**REQUIREMENT:** Transcribe the records that follow exactly. Skip the pictures.

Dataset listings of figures
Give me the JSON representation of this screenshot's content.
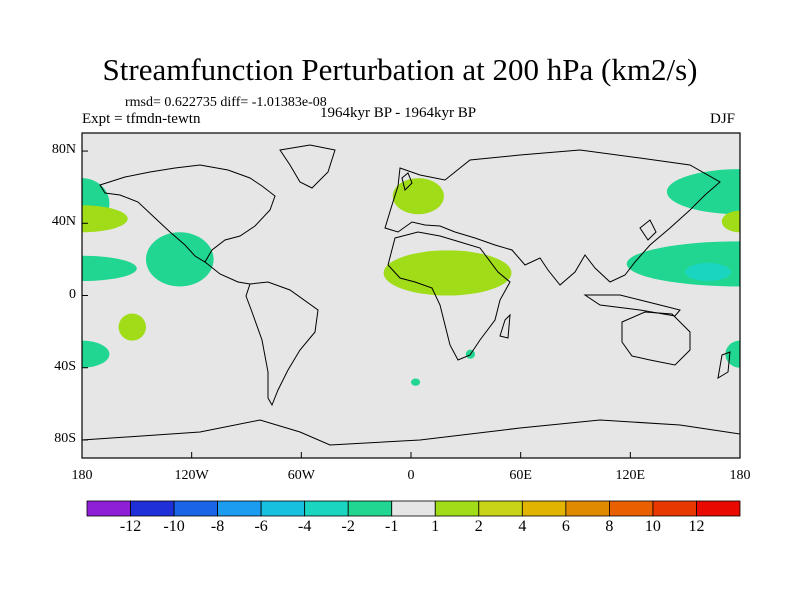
{
  "title": "Streamfunction Perturbation at 200 hPa (km2/s)",
  "stats": {
    "rmsd_label": "rmsd=",
    "rmsd": "0.622735",
    "diff_label": "diff=",
    "diff": "-1.01383e-08"
  },
  "expt": "Expt = tfmdn-tewtn",
  "period": "1964kyr BP - 1964kyr BP",
  "season": "DJF",
  "map_data": {
    "type": "filled-contour-map",
    "projection": "cylindrical-equidistant",
    "lon_range": [
      -180,
      180
    ],
    "lat_range": [
      -90,
      90
    ],
    "x_ticks": [
      "180",
      "120W",
      "60W",
      "0",
      "60E",
      "120E",
      "180"
    ],
    "y_ticks": [
      "80N",
      "40N",
      "0",
      "40S",
      "80S"
    ],
    "background_color": "#e6e6e6",
    "anomaly_regions": [
      {
        "level": "-2 to -1",
        "lon": [
          -180,
          -165
        ],
        "lat": [
          37,
          65
        ]
      },
      {
        "level": "-2 to -1",
        "lon": [
          -180,
          -150
        ],
        "lat": [
          8,
          22
        ]
      },
      {
        "level": "-2 to -1",
        "lon": [
          -145,
          -108
        ],
        "lat": [
          5,
          35
        ]
      },
      {
        "level": "-2 to -1",
        "lon": [
          -180,
          -165
        ],
        "lat": [
          -40,
          -25
        ]
      },
      {
        "level": "-2 to -1",
        "lon": [
          140,
          180
        ],
        "lat": [
          45,
          70
        ]
      },
      {
        "level": "-2 to -1",
        "lon": [
          118,
          180
        ],
        "lat": [
          5,
          30
        ]
      },
      {
        "level": "-4 to -2",
        "lon": [
          150,
          175
        ],
        "lat": [
          8,
          18
        ]
      },
      {
        "level": "-2 to -1",
        "lon": [
          172,
          180
        ],
        "lat": [
          -40,
          -25
        ]
      },
      {
        "level": "-2 to -1",
        "lon": [
          30,
          35
        ],
        "lat": [
          -35,
          -30
        ]
      },
      {
        "level": "-2 to -1",
        "lon": [
          0,
          5
        ],
        "lat": [
          -50,
          -46
        ]
      },
      {
        "level": "1 to 2",
        "lon": [
          -180,
          -155
        ],
        "lat": [
          35,
          50
        ]
      },
      {
        "level": "1 to 2",
        "lon": [
          -160,
          -145
        ],
        "lat": [
          -25,
          -10
        ]
      },
      {
        "level": "1 to 2",
        "lon": [
          -10,
          18
        ],
        "lat": [
          45,
          65
        ]
      },
      {
        "level": "1 to 2",
        "lon": [
          -15,
          55
        ],
        "lat": [
          0,
          25
        ]
      },
      {
        "level": "1 to 2",
        "lon": [
          170,
          180
        ],
        "lat": [
          35,
          47
        ]
      }
    ]
  },
  "colorbar": {
    "colors": [
      "#8f1fd6",
      "#2030d8",
      "#1a64e8",
      "#1c9cf0",
      "#18c0e0",
      "#1ad6c0",
      "#20d690",
      "#e6e6e6",
      "#a0dc18",
      "#c8d418",
      "#e0b400",
      "#e08a00",
      "#e86000",
      "#e83800",
      "#e80a00"
    ],
    "labels": [
      "-12",
      "-10",
      "-8",
      "-6",
      "-4",
      "-2",
      "-1",
      "1",
      "2",
      "4",
      "6",
      "8",
      "10",
      "12"
    ]
  }
}
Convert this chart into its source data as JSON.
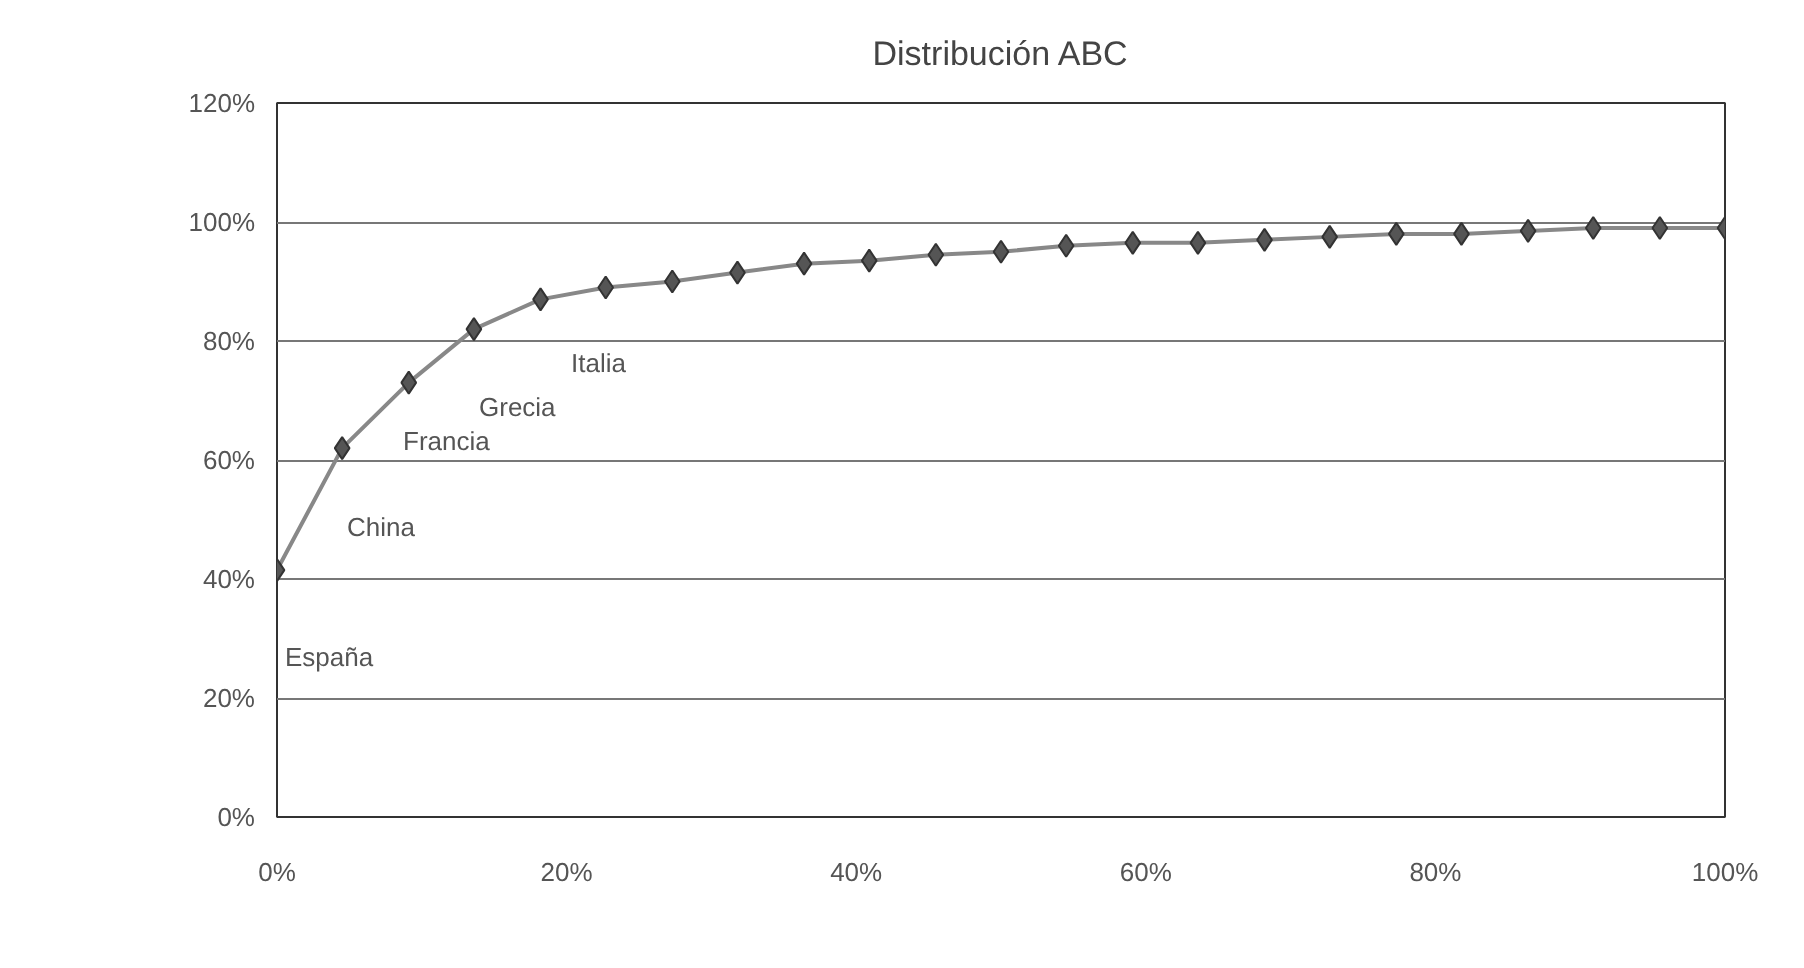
{
  "chart_data": {
    "type": "line",
    "title": "Distribución ABC",
    "x": [
      0,
      4.5,
      9.1,
      13.6,
      18.2,
      22.7,
      27.3,
      31.8,
      36.4,
      40.9,
      45.5,
      50,
      54.5,
      59.1,
      63.6,
      68.2,
      72.7,
      77.3,
      81.8,
      86.4,
      90.9,
      95.5,
      100
    ],
    "series": [
      {
        "color": "#555555",
        "values": [
          41.5,
          62,
          73,
          82,
          87,
          89,
          90,
          91.5,
          93,
          93.5,
          94.5,
          95,
          96,
          96.5,
          96.5,
          97,
          97.5,
          98,
          98,
          98.5,
          99,
          99,
          99
        ]
      }
    ],
    "xlim": [
      0,
      100
    ],
    "ylim": [
      0,
      120
    ],
    "xticks": [
      {
        "value": 0,
        "label": "0%"
      },
      {
        "value": 20,
        "label": "20%"
      },
      {
        "value": 40,
        "label": "40%"
      },
      {
        "value": 60,
        "label": "60%"
      },
      {
        "value": 80,
        "label": "80%"
      },
      {
        "value": 100,
        "label": "100%"
      }
    ],
    "yticks": [
      {
        "value": 0,
        "label": "0%"
      },
      {
        "value": 20,
        "label": "20%"
      },
      {
        "value": 40,
        "label": "40%"
      },
      {
        "value": 60,
        "label": "60%"
      },
      {
        "value": 80,
        "label": "80%"
      },
      {
        "value": 100,
        "label": "100%"
      },
      {
        "value": 120,
        "label": "120%"
      }
    ],
    "annotations": [
      "España",
      "China",
      "Francia",
      "Grecia",
      "Italia"
    ],
    "grid": "y",
    "marker": "diamond",
    "line_style": "solid"
  }
}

**EXERCISE SOLUTION:**
Give me the JSON representation of this screenshot's content.
{
  "title": "Streamfunction Perturbation at 200 hPa (km2/s)",
  "stats": {
    "rmsd_label": "rmsd=",
    "rmsd": "0.622735",
    "diff_label": "diff=",
    "diff": "-1.01383e-08"
  },
  "expt": "Expt = tfmdn-tewtn",
  "period": "1964kyr BP - 1964kyr BP",
  "season": "DJF",
  "map_data": {
    "type": "filled-contour-map",
    "projection": "cylindrical-equidistant",
    "lon_range": [
      -180,
      180
    ],
    "lat_range": [
      -90,
      90
    ],
    "x_ticks": [
      "180",
      "120W",
      "60W",
      "0",
      "60E",
      "120E",
      "180"
    ],
    "y_ticks": [
      "80N",
      "40N",
      "0",
      "40S",
      "80S"
    ],
    "background_color": "#e6e6e6",
    "anomaly_regions": [
      {
        "level": "-2 to -1",
        "lon": [
          -180,
          -165
        ],
        "lat": [
          37,
          65
        ]
      },
      {
        "level": "-2 to -1",
        "lon": [
          -180,
          -150
        ],
        "lat": [
          8,
          22
        ]
      },
      {
        "level": "-2 to -1",
        "lon": [
          -145,
          -108
        ],
        "lat": [
          5,
          35
        ]
      },
      {
        "level": "-2 to -1",
        "lon": [
          -180,
          -165
        ],
        "lat": [
          -40,
          -25
        ]
      },
      {
        "level": "-2 to -1",
        "lon": [
          140,
          180
        ],
        "lat": [
          45,
          70
        ]
      },
      {
        "level": "-2 to -1",
        "lon": [
          118,
          180
        ],
        "lat": [
          5,
          30
        ]
      },
      {
        "level": "-4 to -2",
        "lon": [
          150,
          175
        ],
        "lat": [
          8,
          18
        ]
      },
      {
        "level": "-2 to -1",
        "lon": [
          172,
          180
        ],
        "lat": [
          -40,
          -25
        ]
      },
      {
        "level": "-2 to -1",
        "lon": [
          30,
          35
        ],
        "lat": [
          -35,
          -30
        ]
      },
      {
        "level": "-2 to -1",
        "lon": [
          0,
          5
        ],
        "lat": [
          -50,
          -46
        ]
      },
      {
        "level": "1 to 2",
        "lon": [
          -180,
          -155
        ],
        "lat": [
          35,
          50
        ]
      },
      {
        "level": "1 to 2",
        "lon": [
          -160,
          -145
        ],
        "lat": [
          -25,
          -10
        ]
      },
      {
        "level": "1 to 2",
        "lon": [
          -10,
          18
        ],
        "lat": [
          45,
          65
        ]
      },
      {
        "level": "1 to 2",
        "lon": [
          -15,
          55
        ],
        "lat": [
          0,
          25
        ]
      },
      {
        "level": "1 to 2",
        "lon": [
          170,
          180
        ],
        "lat": [
          35,
          47
        ]
      }
    ]
  },
  "colorbar": {
    "colors": [
      "#8f1fd6",
      "#2030d8",
      "#1a64e8",
      "#1c9cf0",
      "#18c0e0",
      "#1ad6c0",
      "#20d690",
      "#e6e6e6",
      "#a0dc18",
      "#c8d418",
      "#e0b400",
      "#e08a00",
      "#e86000",
      "#e83800",
      "#e80a00"
    ],
    "labels": [
      "-12",
      "-10",
      "-8",
      "-6",
      "-4",
      "-2",
      "-1",
      "1",
      "2",
      "4",
      "6",
      "8",
      "10",
      "12"
    ]
  }
}
Convert this chart into its source data as JSON.
{
  "chart_data": {
    "type": "line",
    "title": "Distribución ABC",
    "x": [
      0,
      4.5,
      9.1,
      13.6,
      18.2,
      22.7,
      27.3,
      31.8,
      36.4,
      40.9,
      45.5,
      50,
      54.5,
      59.1,
      63.6,
      68.2,
      72.7,
      77.3,
      81.8,
      86.4,
      90.9,
      95.5,
      100
    ],
    "series": [
      {
        "color": "#555555",
        "values": [
          41.5,
          62,
          73,
          82,
          87,
          89,
          90,
          91.5,
          93,
          93.5,
          94.5,
          95,
          96,
          96.5,
          96.5,
          97,
          97.5,
          98,
          98,
          98.5,
          99,
          99,
          99
        ]
      }
    ],
    "xlim": [
      0,
      100
    ],
    "ylim": [
      0,
      120
    ],
    "xticks": [
      {
        "value": 0,
        "label": "0%"
      },
      {
        "value": 20,
        "label": "20%"
      },
      {
        "value": 40,
        "label": "40%"
      },
      {
        "value": 60,
        "label": "60%"
      },
      {
        "value": 80,
        "label": "80%"
      },
      {
        "value": 100,
        "label": "100%"
      }
    ],
    "yticks": [
      {
        "value": 0,
        "label": "0%"
      },
      {
        "value": 20,
        "label": "20%"
      },
      {
        "value": 40,
        "label": "40%"
      },
      {
        "value": 60,
        "label": "60%"
      },
      {
        "value": 80,
        "label": "80%"
      },
      {
        "value": 100,
        "label": "100%"
      },
      {
        "value": 120,
        "label": "120%"
      }
    ],
    "annotations": [
      "España",
      "China",
      "Francia",
      "Grecia",
      "Italia"
    ],
    "grid": "y",
    "marker": "diamond",
    "line_style": "solid"
  }
}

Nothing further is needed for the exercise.